:: Exercise material ::
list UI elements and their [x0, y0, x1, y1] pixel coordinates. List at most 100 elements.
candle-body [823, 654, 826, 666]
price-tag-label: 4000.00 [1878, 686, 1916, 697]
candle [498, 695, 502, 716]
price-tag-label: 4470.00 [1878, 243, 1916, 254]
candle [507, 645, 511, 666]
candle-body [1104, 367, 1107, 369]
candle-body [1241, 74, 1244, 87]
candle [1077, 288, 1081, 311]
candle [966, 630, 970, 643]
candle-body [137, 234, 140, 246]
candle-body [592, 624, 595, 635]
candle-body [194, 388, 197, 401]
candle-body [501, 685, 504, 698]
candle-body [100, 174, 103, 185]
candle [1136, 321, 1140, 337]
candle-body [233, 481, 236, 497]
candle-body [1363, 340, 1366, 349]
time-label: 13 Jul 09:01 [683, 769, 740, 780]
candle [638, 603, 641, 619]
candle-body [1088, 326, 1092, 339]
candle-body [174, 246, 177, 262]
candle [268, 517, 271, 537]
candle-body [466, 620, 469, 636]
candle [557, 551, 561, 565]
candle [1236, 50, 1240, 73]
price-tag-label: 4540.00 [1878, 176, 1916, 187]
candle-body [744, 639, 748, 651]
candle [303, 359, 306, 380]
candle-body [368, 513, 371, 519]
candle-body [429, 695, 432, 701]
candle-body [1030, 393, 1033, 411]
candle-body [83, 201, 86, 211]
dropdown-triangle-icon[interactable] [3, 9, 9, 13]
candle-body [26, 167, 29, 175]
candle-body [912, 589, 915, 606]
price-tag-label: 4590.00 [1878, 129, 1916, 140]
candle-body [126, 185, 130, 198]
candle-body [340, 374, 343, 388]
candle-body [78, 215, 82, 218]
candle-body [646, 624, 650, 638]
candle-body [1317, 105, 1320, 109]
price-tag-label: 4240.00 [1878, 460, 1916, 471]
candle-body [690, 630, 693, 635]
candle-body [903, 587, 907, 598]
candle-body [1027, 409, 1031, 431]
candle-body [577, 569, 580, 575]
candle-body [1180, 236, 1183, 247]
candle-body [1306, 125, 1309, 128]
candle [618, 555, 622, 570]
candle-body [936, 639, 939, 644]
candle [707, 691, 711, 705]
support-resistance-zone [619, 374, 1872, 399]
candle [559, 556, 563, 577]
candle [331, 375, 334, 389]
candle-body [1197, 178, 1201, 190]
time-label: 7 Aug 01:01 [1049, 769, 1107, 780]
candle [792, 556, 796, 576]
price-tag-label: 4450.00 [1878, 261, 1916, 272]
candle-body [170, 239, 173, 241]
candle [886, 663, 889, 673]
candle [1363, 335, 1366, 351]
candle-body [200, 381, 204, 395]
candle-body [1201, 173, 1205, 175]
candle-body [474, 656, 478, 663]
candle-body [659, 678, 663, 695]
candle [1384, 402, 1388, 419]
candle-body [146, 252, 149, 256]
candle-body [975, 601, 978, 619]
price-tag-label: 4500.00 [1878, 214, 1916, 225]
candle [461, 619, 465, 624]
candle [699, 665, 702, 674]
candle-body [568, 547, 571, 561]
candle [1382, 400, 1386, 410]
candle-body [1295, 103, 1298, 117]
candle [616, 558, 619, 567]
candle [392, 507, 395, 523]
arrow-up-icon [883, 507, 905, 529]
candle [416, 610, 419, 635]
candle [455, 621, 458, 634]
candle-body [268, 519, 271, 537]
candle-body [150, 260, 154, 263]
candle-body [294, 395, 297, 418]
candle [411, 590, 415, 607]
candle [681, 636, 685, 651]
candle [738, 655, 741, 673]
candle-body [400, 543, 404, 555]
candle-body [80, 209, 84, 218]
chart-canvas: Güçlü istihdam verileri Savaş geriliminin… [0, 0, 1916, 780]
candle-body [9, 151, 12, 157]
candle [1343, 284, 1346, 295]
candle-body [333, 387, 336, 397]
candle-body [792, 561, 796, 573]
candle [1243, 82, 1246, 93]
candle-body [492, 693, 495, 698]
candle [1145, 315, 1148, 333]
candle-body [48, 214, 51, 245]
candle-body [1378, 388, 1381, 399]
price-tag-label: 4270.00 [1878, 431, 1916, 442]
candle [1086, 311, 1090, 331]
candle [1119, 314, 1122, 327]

:: Problem details ::
Reproduce the lines from the first one through the line containing "candle-body [744, 639, 748, 651]", swapping "price-tag-label" for "price-label" and leaving everything else as it is.

:: Answer to the task ::
list UI elements and their [x0, y0, x1, y1] pixel coordinates. List at most 100 elements.
candle-body [823, 654, 826, 666]
price-label: 4000.00 [1878, 686, 1916, 697]
candle [498, 695, 502, 716]
price-label: 4470.00 [1878, 243, 1916, 254]
candle [507, 645, 511, 666]
candle-body [1104, 367, 1107, 369]
candle-body [1241, 74, 1244, 87]
candle [1077, 288, 1081, 311]
candle [966, 630, 970, 643]
candle-body [137, 234, 140, 246]
candle-body [592, 624, 595, 635]
candle-body [194, 388, 197, 401]
candle-body [501, 685, 504, 698]
candle-body [100, 174, 103, 185]
candle [1136, 321, 1140, 337]
candle-body [233, 481, 236, 497]
candle-body [1363, 340, 1366, 349]
time-label: 13 Jul 09:01 [683, 769, 740, 780]
candle [638, 603, 641, 619]
candle-body [1088, 326, 1092, 339]
candle-body [174, 246, 177, 262]
candle [268, 517, 271, 537]
candle-body [466, 620, 469, 636]
candle [557, 551, 561, 565]
candle [1236, 50, 1240, 73]
price-label: 4540.00 [1878, 176, 1916, 187]
candle-body [744, 639, 748, 651]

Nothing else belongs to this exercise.